### ENTRIES SUPPLIED
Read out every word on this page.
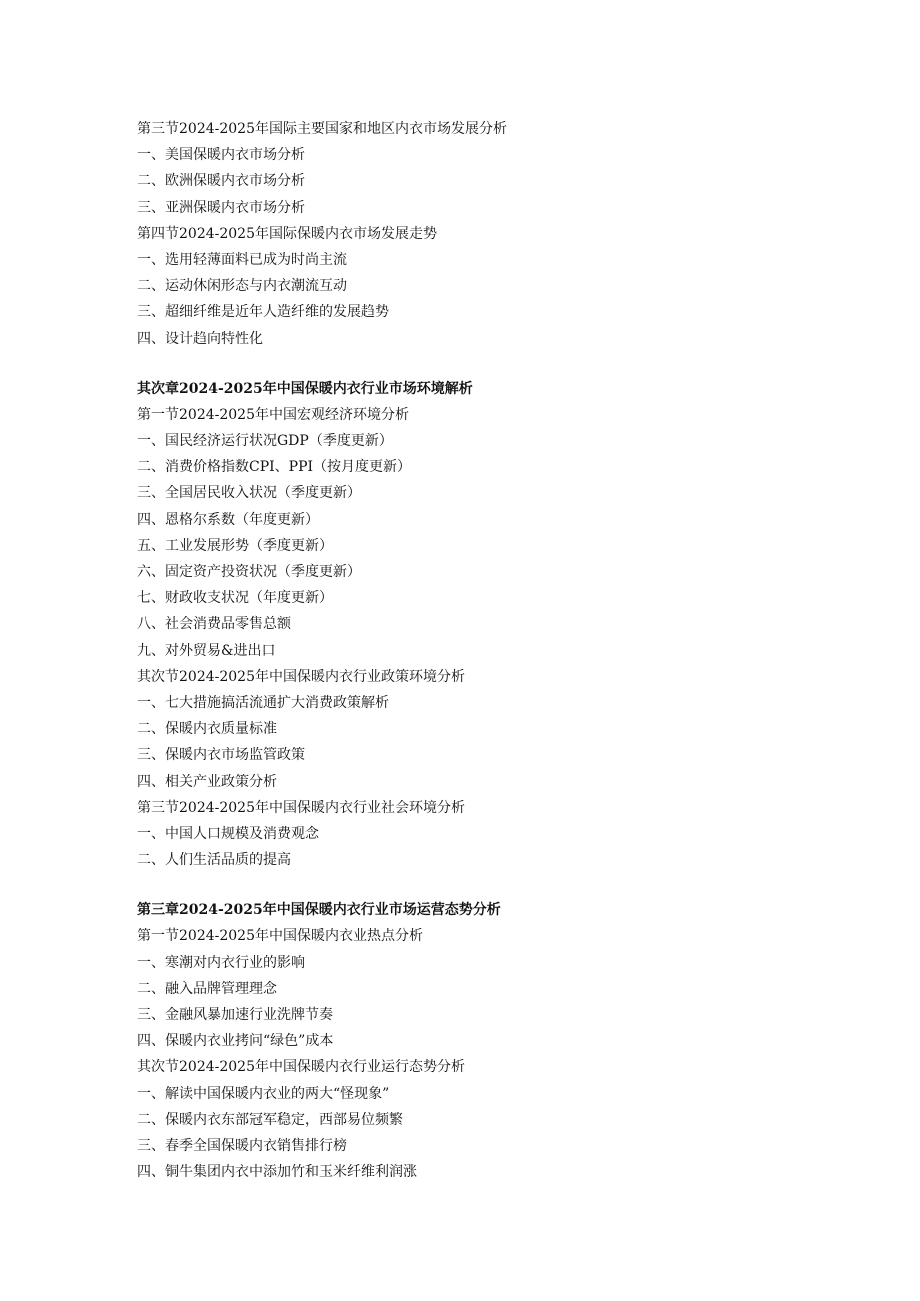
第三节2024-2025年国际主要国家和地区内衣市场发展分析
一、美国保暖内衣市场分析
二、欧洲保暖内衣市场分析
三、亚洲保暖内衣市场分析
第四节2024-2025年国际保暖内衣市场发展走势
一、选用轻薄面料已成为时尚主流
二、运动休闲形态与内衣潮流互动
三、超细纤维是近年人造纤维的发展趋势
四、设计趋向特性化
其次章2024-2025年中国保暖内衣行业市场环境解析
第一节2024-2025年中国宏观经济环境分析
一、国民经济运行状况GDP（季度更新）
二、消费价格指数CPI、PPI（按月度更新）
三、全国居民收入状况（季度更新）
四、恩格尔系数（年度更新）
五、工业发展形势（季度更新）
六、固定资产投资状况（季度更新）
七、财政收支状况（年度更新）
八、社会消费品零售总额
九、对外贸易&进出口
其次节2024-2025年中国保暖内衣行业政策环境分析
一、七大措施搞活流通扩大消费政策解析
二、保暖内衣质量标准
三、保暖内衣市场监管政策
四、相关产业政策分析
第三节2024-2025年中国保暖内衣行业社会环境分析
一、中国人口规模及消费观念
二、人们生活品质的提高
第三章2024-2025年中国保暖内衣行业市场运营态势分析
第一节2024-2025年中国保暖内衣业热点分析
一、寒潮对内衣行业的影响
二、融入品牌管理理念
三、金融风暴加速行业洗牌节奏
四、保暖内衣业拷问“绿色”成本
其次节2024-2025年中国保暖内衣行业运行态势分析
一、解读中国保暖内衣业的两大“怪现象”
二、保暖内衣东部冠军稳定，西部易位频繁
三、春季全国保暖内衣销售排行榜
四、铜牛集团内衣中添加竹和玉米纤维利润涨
######
PROBLEM DESCRIPTION:
Copy the whole listing above word for word but do not carry over the pictures.

TASK RESPONSE:
Read out every word on this page.
第三节2024-2025年国际主要国家和地区内衣市场发展分析
一、美国保暖内衣市场分析
二、欧洲保暖内衣市场分析
三、亚洲保暖内衣市场分析
第四节2024-2025年国际保暖内衣市场发展走势
一、选用轻薄面料已成为时尚主流
二、运动休闲形态与内衣潮流互动
三、超细纤维是近年人造纤维的发展趋势
四、设计趋向特性化
其次章2024-2025年中国保暖内衣行业市场环境解析
第一节2024-2025年中国宏观经济环境分析
一、国民经济运行状况GDP（季度更新）
二、消费价格指数CPI、PPI（按月度更新）
三、全国居民收入状况（季度更新）
四、恩格尔系数（年度更新）
五、工业发展形势（季度更新）
六、固定资产投资状况（季度更新）
七、财政收支状况（年度更新）
八、社会消费品零售总额
九、对外贸易&进出口
其次节2024-2025年中国保暖内衣行业政策环境分析
一、七大措施搞活流通扩大消费政策解析
二、保暖内衣质量标准
三、保暖内衣市场监管政策
四、相关产业政策分析
第三节2024-2025年中国保暖内衣行业社会环境分析
一、中国人口规模及消费观念
二、人们生活品质的提高
第三章2024-2025年中国保暖内衣行业市场运营态势分析
第一节2024-2025年中国保暖内衣业热点分析
一、寒潮对内衣行业的影响
二、融入品牌管理理念
三、金融风暴加速行业洗牌节奏
四、保暖内衣业拷问“绿色”成本
其次节2024-2025年中国保暖内衣行业运行态势分析
一、解读中国保暖内衣业的两大“怪现象”
二、保暖内衣东部冠军稳定，西部易位频繁
三、春季全国保暖内衣销售排行榜
四、铜牛集团内衣中添加竹和玉米纤维利润涨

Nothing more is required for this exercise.